**SOURCE DOCUMENT**
-- Opening Marker --

Cle Elum, Washington is a small community 90 minutes from Seattle, boasting only 1,872 residents as of the 2010 census.
In April, the community lost a freshman from Cle Elum-Roslyn High School when he made the forever decision to take his own life.
Youth motivational speaker and crisis intervention expert Jeff Yalden spent a full two days in the community last month, presenting to high school students, middle school students, and parents – and simply being available for those wanting him to lend an ear.
“I can’t even begin to tell you the amazing stories and conversations we’ve had,” he said. “You can’t even imagine – and through the toughest discussions and the tears, I looked at some of these kids and fell in love with them.”
He said he also loved to see how committed the staff members were to the welfare and well-being of the kids.
First, Yalden spent two hours with roughly 250 high school students.
From conversations with the young man’s friends, it became apparent that he told some of them what he intended to do, but the feeling was that he would not go through with it.
“And so here we are – talking about a young man who told people, and followed through,” he said.
We have to take all signs seriously, according to Yalden.
“Don’t put yourself in the position where you are going to make that decision whether [or not] they are just saying it. No. Young people are probably the most important people in saving one of their peer’s lives – whether it’s direct verbal clues, indirect verbal clues, behavioral clues or situational clues. You are the ones that hear about it first.”
Remember: See something, say something. Know something, do something.
“You have a responsibility to do the right thing,” he said. “suicide is the most preventable kind of death.”

-- Closing Marker --

**ACTIVITY**
Please resume the article about Jeff Yalden's visit to Cle Elum, picking up right after its last sentence.

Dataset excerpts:

-- Opening Marker --

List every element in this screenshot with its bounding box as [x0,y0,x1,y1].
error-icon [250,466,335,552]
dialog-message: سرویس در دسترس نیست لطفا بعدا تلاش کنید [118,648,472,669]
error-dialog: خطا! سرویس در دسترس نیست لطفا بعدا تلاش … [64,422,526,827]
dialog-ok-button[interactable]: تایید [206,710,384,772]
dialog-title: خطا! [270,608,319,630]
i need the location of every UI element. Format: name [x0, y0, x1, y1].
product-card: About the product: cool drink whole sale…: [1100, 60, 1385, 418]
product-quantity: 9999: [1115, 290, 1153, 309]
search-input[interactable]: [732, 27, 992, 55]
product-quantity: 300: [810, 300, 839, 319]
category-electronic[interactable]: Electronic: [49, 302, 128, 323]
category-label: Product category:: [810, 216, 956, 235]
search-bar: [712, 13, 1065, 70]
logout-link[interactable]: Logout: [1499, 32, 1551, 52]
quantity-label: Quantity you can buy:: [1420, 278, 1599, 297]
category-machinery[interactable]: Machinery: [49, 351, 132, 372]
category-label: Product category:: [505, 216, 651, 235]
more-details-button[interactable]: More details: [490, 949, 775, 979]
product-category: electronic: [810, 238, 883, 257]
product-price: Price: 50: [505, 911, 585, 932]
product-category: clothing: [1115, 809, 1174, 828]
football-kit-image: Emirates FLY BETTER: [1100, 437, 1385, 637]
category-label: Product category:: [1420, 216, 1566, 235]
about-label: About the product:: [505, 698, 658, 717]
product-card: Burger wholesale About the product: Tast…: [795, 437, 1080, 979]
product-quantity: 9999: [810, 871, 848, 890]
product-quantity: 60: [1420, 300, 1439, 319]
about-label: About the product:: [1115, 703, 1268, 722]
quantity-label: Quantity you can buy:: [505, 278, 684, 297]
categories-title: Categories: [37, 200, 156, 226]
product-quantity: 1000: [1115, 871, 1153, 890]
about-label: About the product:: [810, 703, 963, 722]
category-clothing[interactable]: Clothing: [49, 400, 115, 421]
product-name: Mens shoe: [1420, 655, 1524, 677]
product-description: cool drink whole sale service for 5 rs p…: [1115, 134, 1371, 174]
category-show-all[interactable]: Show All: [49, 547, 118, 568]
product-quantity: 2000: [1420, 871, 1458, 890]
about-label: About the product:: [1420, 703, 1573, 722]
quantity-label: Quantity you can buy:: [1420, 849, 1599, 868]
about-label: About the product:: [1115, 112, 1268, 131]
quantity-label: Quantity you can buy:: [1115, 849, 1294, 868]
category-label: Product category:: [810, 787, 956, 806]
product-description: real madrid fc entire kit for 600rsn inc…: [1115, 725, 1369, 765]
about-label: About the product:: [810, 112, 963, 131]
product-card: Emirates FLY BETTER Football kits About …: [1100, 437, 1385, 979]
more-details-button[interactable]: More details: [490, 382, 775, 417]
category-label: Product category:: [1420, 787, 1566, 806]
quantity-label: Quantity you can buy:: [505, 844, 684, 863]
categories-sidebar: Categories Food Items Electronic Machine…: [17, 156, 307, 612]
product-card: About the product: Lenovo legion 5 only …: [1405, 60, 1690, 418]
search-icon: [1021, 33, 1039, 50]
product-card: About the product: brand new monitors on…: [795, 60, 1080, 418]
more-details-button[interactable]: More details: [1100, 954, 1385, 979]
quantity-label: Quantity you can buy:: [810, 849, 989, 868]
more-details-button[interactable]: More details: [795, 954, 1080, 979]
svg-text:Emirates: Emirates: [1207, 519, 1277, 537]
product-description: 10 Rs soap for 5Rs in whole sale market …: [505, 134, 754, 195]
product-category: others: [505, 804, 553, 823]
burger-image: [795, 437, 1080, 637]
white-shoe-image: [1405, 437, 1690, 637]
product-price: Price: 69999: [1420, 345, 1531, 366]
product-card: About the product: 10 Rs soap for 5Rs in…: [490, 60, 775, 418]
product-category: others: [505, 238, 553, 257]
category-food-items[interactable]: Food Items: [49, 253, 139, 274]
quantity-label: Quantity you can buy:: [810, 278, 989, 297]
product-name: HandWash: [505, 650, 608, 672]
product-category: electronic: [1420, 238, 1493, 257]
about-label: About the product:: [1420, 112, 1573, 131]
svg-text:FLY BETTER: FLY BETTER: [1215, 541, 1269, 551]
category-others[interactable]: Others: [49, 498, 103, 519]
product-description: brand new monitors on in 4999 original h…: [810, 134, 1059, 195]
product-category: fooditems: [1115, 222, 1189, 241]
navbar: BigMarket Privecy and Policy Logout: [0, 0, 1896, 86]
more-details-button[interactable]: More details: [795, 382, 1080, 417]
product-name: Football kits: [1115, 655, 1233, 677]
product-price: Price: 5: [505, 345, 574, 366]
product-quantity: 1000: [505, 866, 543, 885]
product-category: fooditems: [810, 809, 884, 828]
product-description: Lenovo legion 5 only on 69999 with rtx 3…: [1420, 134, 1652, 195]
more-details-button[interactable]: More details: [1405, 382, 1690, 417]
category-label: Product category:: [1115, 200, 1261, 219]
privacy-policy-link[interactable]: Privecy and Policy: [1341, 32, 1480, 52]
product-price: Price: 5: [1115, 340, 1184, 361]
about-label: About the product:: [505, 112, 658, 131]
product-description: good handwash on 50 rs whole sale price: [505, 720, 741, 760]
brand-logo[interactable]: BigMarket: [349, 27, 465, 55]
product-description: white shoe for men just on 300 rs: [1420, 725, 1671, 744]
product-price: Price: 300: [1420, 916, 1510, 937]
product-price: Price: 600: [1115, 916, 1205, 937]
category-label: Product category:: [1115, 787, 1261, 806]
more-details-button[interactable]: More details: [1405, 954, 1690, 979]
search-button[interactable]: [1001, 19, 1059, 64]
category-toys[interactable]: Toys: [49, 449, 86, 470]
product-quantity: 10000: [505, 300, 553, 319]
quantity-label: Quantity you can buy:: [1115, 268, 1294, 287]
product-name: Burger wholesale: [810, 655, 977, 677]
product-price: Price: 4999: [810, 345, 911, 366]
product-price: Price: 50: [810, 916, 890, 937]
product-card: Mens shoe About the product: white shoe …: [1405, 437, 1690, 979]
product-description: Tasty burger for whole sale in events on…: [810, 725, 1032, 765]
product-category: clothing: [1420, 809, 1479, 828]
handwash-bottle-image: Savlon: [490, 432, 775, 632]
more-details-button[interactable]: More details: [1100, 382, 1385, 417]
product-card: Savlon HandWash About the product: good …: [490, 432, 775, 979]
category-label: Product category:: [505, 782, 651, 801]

-- Closing Marker --

**ANSWER TO THIS EXERCISE**
Yalden hosted a parent program on the first evening of his visit, and although speaking to the parents in attendance and having conversations with them is always productive, there is always the sense that the ones that show up are not the ones Yalden needs to reach. The parents who show up are usually engaged and involved in their children’s lives already.
On day two of his visit, Yalden had an early-morning follow-up session with students and staff at Cle Elum-Roslyn High School before heading Walter Strom Middle School, where many of the students knew the young man.
“There was a lot of crisis going on at the middle school – a lot of hearts to touch, lives to change, hope to restore – and give these kids direction as they move forward,” he said.
For Yalden, it’s not just about speaking at assemblies and making presentations.
“When you hear about some of these obstacles and challenges that these kids are having and you can meet one-on-one – that’s when you do the work,” he said. “That’s when you challenge the kids to think deeper, to do better, to make decisions that they know they need to make – and be able to hold them accountable.”